Work instructions:
Pictures stay out of your copy, but everything else in the records below must be repeated exactly.
### The data ###
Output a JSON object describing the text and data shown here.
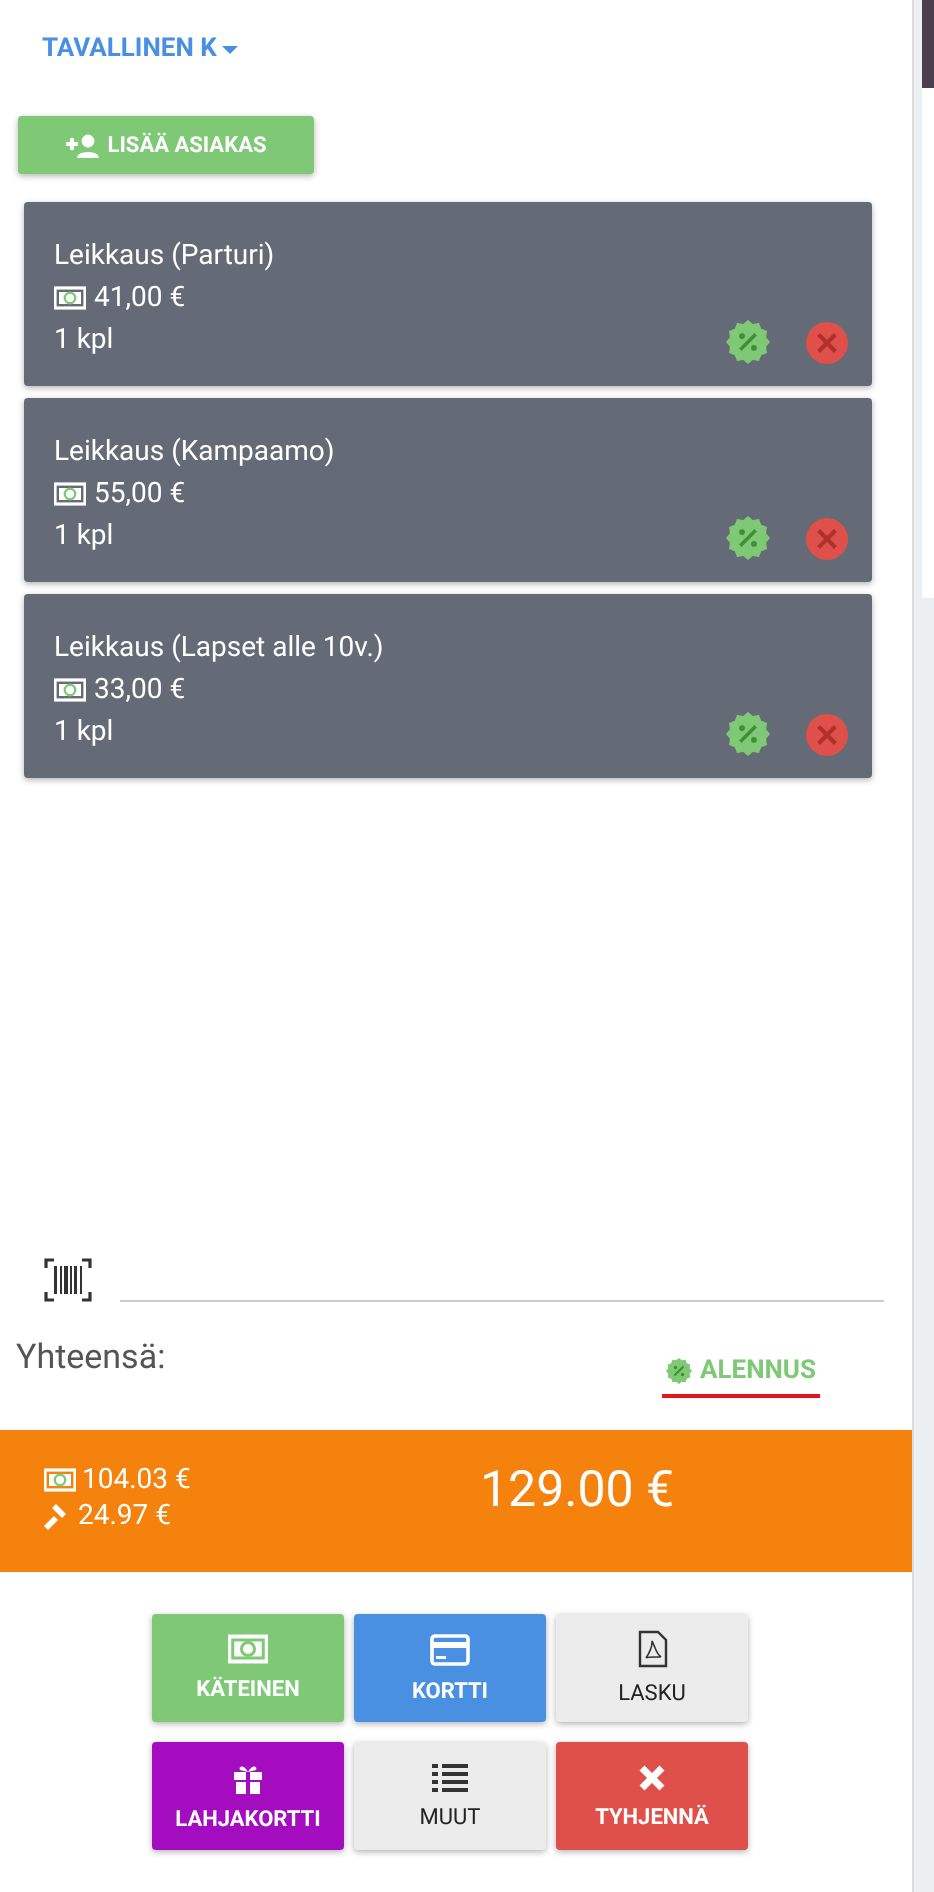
{
  "customer_type": {
    "label": "TAVALLINEN K"
  },
  "add_customer_button": {
    "label": "LISÄÄ ASIAKAS"
  },
  "cart_items": [
    {
      "name": "Leikkaus (Parturi)",
      "price": "41,00 €",
      "quantity": "1 kpl"
    },
    {
      "name": "Leikkaus (Kampaamo)",
      "price": "55,00 €",
      "quantity": "1 kpl"
    },
    {
      "name": "Leikkaus (Lapset alle 10v.)",
      "price": "33,00 €",
      "quantity": "1 kpl"
    }
  ],
  "total_label": "Yhteensä:",
  "discount_button": {
    "label": "ALENNUS"
  },
  "totals": {
    "net": "104.03 €",
    "tax": "24.97 €",
    "total": "129.00 €"
  },
  "payment_buttons": [
    {
      "kind": "cash",
      "label": "KÄTEINEN"
    },
    {
      "kind": "card",
      "label": "KORTTI"
    },
    {
      "kind": "invoice",
      "label": "LASKU"
    },
    {
      "kind": "gift",
      "label": "LAHJAKORTTI"
    },
    {
      "kind": "other",
      "label": "MUUT"
    },
    {
      "kind": "clear",
      "label": "TYHJENNÄ"
    }
  ]
}
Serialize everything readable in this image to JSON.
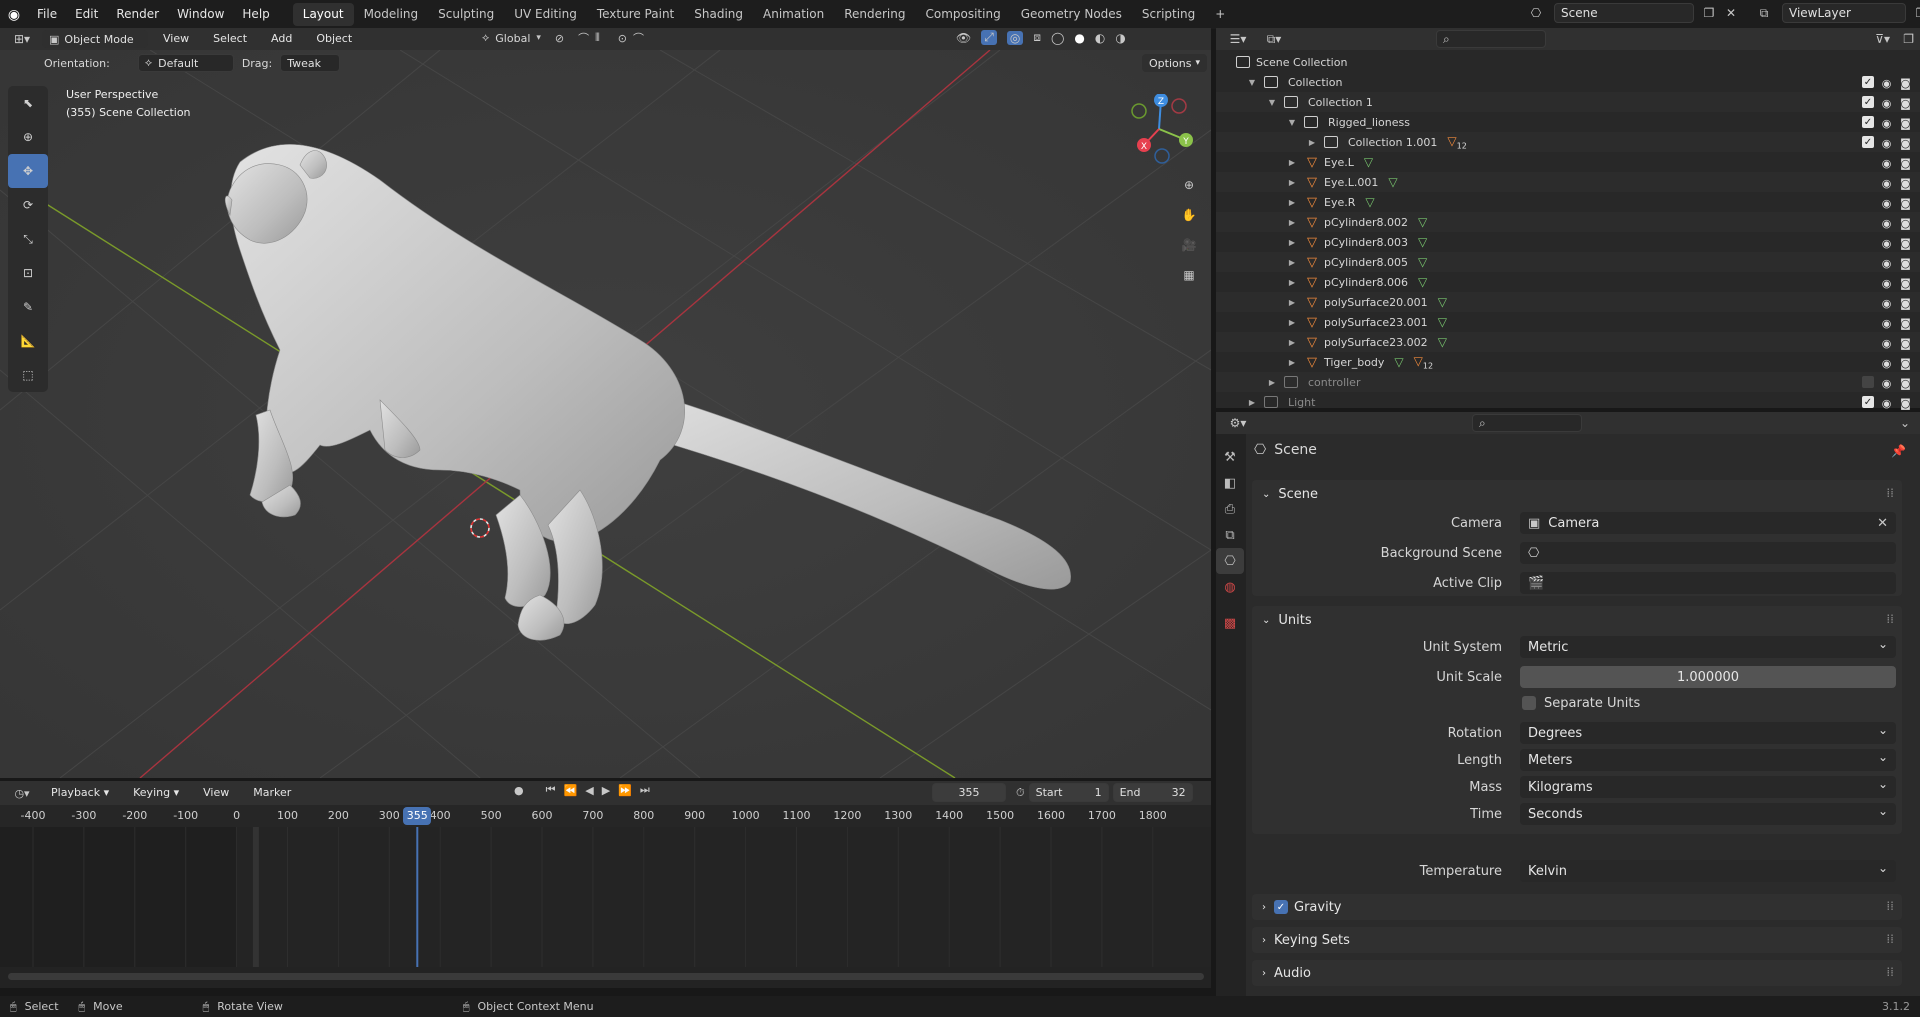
{
  "topbar": {
    "menus": [
      "File",
      "Edit",
      "Render",
      "Window",
      "Help"
    ],
    "workspaces": [
      "Layout",
      "Modeling",
      "Sculpting",
      "UV Editing",
      "Texture Paint",
      "Shading",
      "Animation",
      "Rendering",
      "Compositing",
      "Geometry Nodes",
      "Scripting"
    ],
    "active_workspace": "Layout",
    "scene": "Scene",
    "view_layer": "ViewLayer"
  },
  "viewport": {
    "mode": "Object Mode",
    "menus": [
      "View",
      "Select",
      "Add",
      "Object"
    ],
    "transform_orientation": "Global",
    "orientation_label": "Orientation:",
    "orientation_value": "Default",
    "drag_label": "Drag:",
    "drag_value": "Tweak",
    "options_label": "Options",
    "overlay_line1": "User Perspective",
    "overlay_line2": "(355) Scene Collection",
    "axes": {
      "x": "X",
      "y": "Y",
      "z": "Z"
    }
  },
  "timeline": {
    "menus": [
      "Playback",
      "Keying",
      "View",
      "Marker"
    ],
    "current_frame": "355",
    "start_label": "Start",
    "start": "1",
    "end_label": "End",
    "end": "32",
    "ticks": [
      "-400",
      "-300",
      "-200",
      "-100",
      "0",
      "100",
      "200",
      "300",
      "400",
      "500",
      "600",
      "700",
      "800",
      "900",
      "1000",
      "1100",
      "1200",
      "1300",
      "1400",
      "1500",
      "1600",
      "1700",
      "1800"
    ],
    "playhead": "355"
  },
  "outliner": {
    "root": "Scene Collection",
    "items": [
      {
        "label": "Collection",
        "indent": 0,
        "kind": "collection"
      },
      {
        "label": "Collection 1",
        "indent": 1,
        "kind": "collection"
      },
      {
        "label": "Rigged_lioness",
        "indent": 2,
        "kind": "collection"
      },
      {
        "label": "Collection 1.001",
        "indent": 3,
        "kind": "collection",
        "badge": "12"
      },
      {
        "label": "Eye.L",
        "indent": 2,
        "kind": "mesh"
      },
      {
        "label": "Eye.L.001",
        "indent": 2,
        "kind": "mesh"
      },
      {
        "label": "Eye.R",
        "indent": 2,
        "kind": "mesh"
      },
      {
        "label": "pCylinder8.002",
        "indent": 2,
        "kind": "mesh"
      },
      {
        "label": "pCylinder8.003",
        "indent": 2,
        "kind": "mesh"
      },
      {
        "label": "pCylinder8.005",
        "indent": 2,
        "kind": "mesh"
      },
      {
        "label": "pCylinder8.006",
        "indent": 2,
        "kind": "mesh"
      },
      {
        "label": "polySurface20.001",
        "indent": 2,
        "kind": "mesh"
      },
      {
        "label": "polySurface23.001",
        "indent": 2,
        "kind": "mesh"
      },
      {
        "label": "polySurface23.002",
        "indent": 2,
        "kind": "mesh"
      },
      {
        "label": "Tiger_body",
        "indent": 2,
        "kind": "mesh",
        "badge": "12"
      },
      {
        "label": "controller",
        "indent": 1,
        "kind": "collection-dim"
      },
      {
        "label": "Light",
        "indent": 0,
        "kind": "collection-dim"
      }
    ]
  },
  "properties": {
    "context": "Scene",
    "scene_panel": {
      "title": "Scene",
      "camera_label": "Camera",
      "camera_value": "Camera",
      "bg_label": "Background Scene",
      "bg_value": "",
      "clip_label": "Active Clip",
      "clip_value": ""
    },
    "units_panel": {
      "title": "Units",
      "unit_system_label": "Unit System",
      "unit_system": "Metric",
      "unit_scale_label": "Unit Scale",
      "unit_scale": "1.000000",
      "separate_units": "Separate Units",
      "rotation_label": "Rotation",
      "rotation": "Degrees",
      "length_label": "Length",
      "length": "Meters",
      "mass_label": "Mass",
      "mass": "Kilograms",
      "time_label": "Time",
      "time": "Seconds",
      "temp_label": "Temperature",
      "temp": "Kelvin"
    },
    "collapsed_panels": [
      "Gravity",
      "Keying Sets",
      "Audio"
    ]
  },
  "status": {
    "select": "Select",
    "move": "Move",
    "rotate": "Rotate View",
    "context": "Object Context Menu",
    "version": "3.1.2"
  },
  "colors": {
    "accent": "#4772b3",
    "x_axis": "#e6404f",
    "y_axis": "#8bc24a",
    "z_axis": "#3e8de0"
  }
}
###
Response to this task:
Output a JSON object describing the text and data shown here.
{
  "customer_type": {
    "label": "TAVALLINEN K"
  },
  "add_customer_button": {
    "label": "LISÄÄ ASIAKAS"
  },
  "cart_items": [
    {
      "name": "Leikkaus (Parturi)",
      "price": "41,00 €",
      "quantity": "1 kpl"
    },
    {
      "name": "Leikkaus (Kampaamo)",
      "price": "55,00 €",
      "quantity": "1 kpl"
    },
    {
      "name": "Leikkaus (Lapset alle 10v.)",
      "price": "33,00 €",
      "quantity": "1 kpl"
    }
  ],
  "total_label": "Yhteensä:",
  "discount_button": {
    "label": "ALENNUS"
  },
  "totals": {
    "net": "104.03 €",
    "tax": "24.97 €",
    "total": "129.00 €"
  },
  "payment_buttons": [
    {
      "kind": "cash",
      "label": "KÄTEINEN"
    },
    {
      "kind": "card",
      "label": "KORTTI"
    },
    {
      "kind": "invoice",
      "label": "LASKU"
    },
    {
      "kind": "gift",
      "label": "LAHJAKORTTI"
    },
    {
      "kind": "other",
      "label": "MUUT"
    },
    {
      "kind": "clear",
      "label": "TYHJENNÄ"
    }
  ]
}
Serialize everything readable in this image to JSON.
{
  "topbar": {
    "menus": [
      "File",
      "Edit",
      "Render",
      "Window",
      "Help"
    ],
    "workspaces": [
      "Layout",
      "Modeling",
      "Sculpting",
      "UV Editing",
      "Texture Paint",
      "Shading",
      "Animation",
      "Rendering",
      "Compositing",
      "Geometry Nodes",
      "Scripting"
    ],
    "active_workspace": "Layout",
    "scene": "Scene",
    "view_layer": "ViewLayer"
  },
  "viewport": {
    "mode": "Object Mode",
    "menus": [
      "View",
      "Select",
      "Add",
      "Object"
    ],
    "transform_orientation": "Global",
    "orientation_label": "Orientation:",
    "orientation_value": "Default",
    "drag_label": "Drag:",
    "drag_value": "Tweak",
    "options_label": "Options",
    "overlay_line1": "User Perspective",
    "overlay_line2": "(355) Scene Collection",
    "axes": {
      "x": "X",
      "y": "Y",
      "z": "Z"
    }
  },
  "timeline": {
    "menus": [
      "Playback",
      "Keying",
      "View",
      "Marker"
    ],
    "current_frame": "355",
    "start_label": "Start",
    "start": "1",
    "end_label": "End",
    "end": "32",
    "ticks": [
      "-400",
      "-300",
      "-200",
      "-100",
      "0",
      "100",
      "200",
      "300",
      "400",
      "500",
      "600",
      "700",
      "800",
      "900",
      "1000",
      "1100",
      "1200",
      "1300",
      "1400",
      "1500",
      "1600",
      "1700",
      "1800"
    ],
    "playhead": "355"
  },
  "outliner": {
    "root": "Scene Collection",
    "items": [
      {
        "label": "Collection",
        "indent": 0,
        "kind": "collection"
      },
      {
        "label": "Collection 1",
        "indent": 1,
        "kind": "collection"
      },
      {
        "label": "Rigged_lioness",
        "indent": 2,
        "kind": "collection"
      },
      {
        "label": "Collection 1.001",
        "indent": 3,
        "kind": "collection",
        "badge": "12"
      },
      {
        "label": "Eye.L",
        "indent": 2,
        "kind": "mesh"
      },
      {
        "label": "Eye.L.001",
        "indent": 2,
        "kind": "mesh"
      },
      {
        "label": "Eye.R",
        "indent": 2,
        "kind": "mesh"
      },
      {
        "label": "pCylinder8.002",
        "indent": 2,
        "kind": "mesh"
      },
      {
        "label": "pCylinder8.003",
        "indent": 2,
        "kind": "mesh"
      },
      {
        "label": "pCylinder8.005",
        "indent": 2,
        "kind": "mesh"
      },
      {
        "label": "pCylinder8.006",
        "indent": 2,
        "kind": "mesh"
      },
      {
        "label": "polySurface20.001",
        "indent": 2,
        "kind": "mesh"
      },
      {
        "label": "polySurface23.001",
        "indent": 2,
        "kind": "mesh"
      },
      {
        "label": "polySurface23.002",
        "indent": 2,
        "kind": "mesh"
      },
      {
        "label": "Tiger_body",
        "indent": 2,
        "kind": "mesh",
        "badge": "12"
      },
      {
        "label": "controller",
        "indent": 1,
        "kind": "collection-dim"
      },
      {
        "label": "Light",
        "indent": 0,
        "kind": "collection-dim"
      }
    ]
  },
  "properties": {
    "context": "Scene",
    "scene_panel": {
      "title": "Scene",
      "camera_label": "Camera",
      "camera_value": "Camera",
      "bg_label": "Background Scene",
      "bg_value": "",
      "clip_label": "Active Clip",
      "clip_value": ""
    },
    "units_panel": {
      "title": "Units",
      "unit_system_label": "Unit System",
      "unit_system": "Metric",
      "unit_scale_label": "Unit Scale",
      "unit_scale": "1.000000",
      "separate_units": "Separate Units",
      "rotation_label": "Rotation",
      "rotation": "Degrees",
      "length_label": "Length",
      "length": "Meters",
      "mass_label": "Mass",
      "mass": "Kilograms",
      "time_label": "Time",
      "time": "Seconds",
      "temp_label": "Temperature",
      "temp": "Kelvin"
    },
    "collapsed_panels": [
      "Gravity",
      "Keying Sets",
      "Audio"
    ]
  },
  "status": {
    "select": "Select",
    "move": "Move",
    "rotate": "Rotate View",
    "context": "Object Context Menu",
    "version": "3.1.2"
  },
  "colors": {
    "accent": "#4772b3",
    "x_axis": "#e6404f",
    "y_axis": "#8bc24a",
    "z_axis": "#3e8de0"
  }
}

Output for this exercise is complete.